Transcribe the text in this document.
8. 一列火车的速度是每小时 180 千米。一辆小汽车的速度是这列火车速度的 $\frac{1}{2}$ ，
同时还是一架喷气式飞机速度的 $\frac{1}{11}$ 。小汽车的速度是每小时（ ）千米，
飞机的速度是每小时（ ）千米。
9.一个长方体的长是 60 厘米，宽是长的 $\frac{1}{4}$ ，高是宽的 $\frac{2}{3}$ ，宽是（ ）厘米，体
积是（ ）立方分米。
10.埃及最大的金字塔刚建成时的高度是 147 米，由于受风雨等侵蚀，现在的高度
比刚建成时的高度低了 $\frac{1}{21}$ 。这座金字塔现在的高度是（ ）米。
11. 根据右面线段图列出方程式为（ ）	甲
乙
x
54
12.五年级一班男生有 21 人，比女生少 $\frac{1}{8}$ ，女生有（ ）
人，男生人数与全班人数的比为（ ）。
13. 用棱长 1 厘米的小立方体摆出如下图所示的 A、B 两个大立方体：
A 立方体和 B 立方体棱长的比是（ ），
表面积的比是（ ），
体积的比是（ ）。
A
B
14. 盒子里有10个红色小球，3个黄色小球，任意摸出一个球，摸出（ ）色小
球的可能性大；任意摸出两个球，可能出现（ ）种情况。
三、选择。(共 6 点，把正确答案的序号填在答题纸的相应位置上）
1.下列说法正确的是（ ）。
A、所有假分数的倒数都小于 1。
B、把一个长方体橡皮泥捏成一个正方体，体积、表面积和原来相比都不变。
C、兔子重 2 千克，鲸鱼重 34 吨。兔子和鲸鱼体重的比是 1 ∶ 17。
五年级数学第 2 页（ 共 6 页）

=====

Pull out each line of the listing that holds the string "frac".

8. 一列火车的速度是每小时 180 千米。一辆小汽车的速度是这列火车速度的 $\frac{1}{2}$ ，
同时还是一架喷气式飞机速度的 $\frac{1}{11}$ 。小汽车的速度是每小时（ ）千米，
9.一个长方体的长是 60 厘米，宽是长的 $\frac{1}{4}$ ，高是宽的 $\frac{2}{3}$ ，宽是（ ）厘米，体
比刚建成时的高度低了 $\frac{1}{21}$ 。这座金字塔现在的高度是（ ）米。
12.五年级一班男生有 21 人，比女生少 $\frac{1}{8}$ ，女生有（ ）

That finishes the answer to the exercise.